## [DIRECTIVE]
Show every line containing "number" by copying it.
-=-=-
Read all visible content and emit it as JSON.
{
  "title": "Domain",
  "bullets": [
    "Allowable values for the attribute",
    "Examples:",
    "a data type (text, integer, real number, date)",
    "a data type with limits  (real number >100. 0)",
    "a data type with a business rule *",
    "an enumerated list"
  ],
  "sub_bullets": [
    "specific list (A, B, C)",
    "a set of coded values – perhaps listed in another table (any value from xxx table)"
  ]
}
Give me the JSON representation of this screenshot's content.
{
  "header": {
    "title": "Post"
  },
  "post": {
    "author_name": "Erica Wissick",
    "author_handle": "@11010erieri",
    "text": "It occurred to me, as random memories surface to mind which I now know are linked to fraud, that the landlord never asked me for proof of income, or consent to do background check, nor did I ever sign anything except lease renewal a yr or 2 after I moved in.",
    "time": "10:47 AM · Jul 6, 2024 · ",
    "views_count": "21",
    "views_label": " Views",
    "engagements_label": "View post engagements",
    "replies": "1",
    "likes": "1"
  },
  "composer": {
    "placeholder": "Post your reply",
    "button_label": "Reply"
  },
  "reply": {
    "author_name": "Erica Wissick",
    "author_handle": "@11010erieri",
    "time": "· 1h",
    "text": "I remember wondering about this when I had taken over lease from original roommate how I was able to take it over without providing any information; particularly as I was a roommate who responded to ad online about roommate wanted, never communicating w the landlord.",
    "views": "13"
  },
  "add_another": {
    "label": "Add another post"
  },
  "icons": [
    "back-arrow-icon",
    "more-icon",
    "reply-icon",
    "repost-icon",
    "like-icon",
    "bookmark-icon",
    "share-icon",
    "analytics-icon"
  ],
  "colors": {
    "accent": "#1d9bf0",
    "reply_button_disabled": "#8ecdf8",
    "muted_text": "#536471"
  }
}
-=-=-
## [ANSWER]
    "a data type (text, integer, real number, date)",
    "a data type with limits  (real number >100. 0)",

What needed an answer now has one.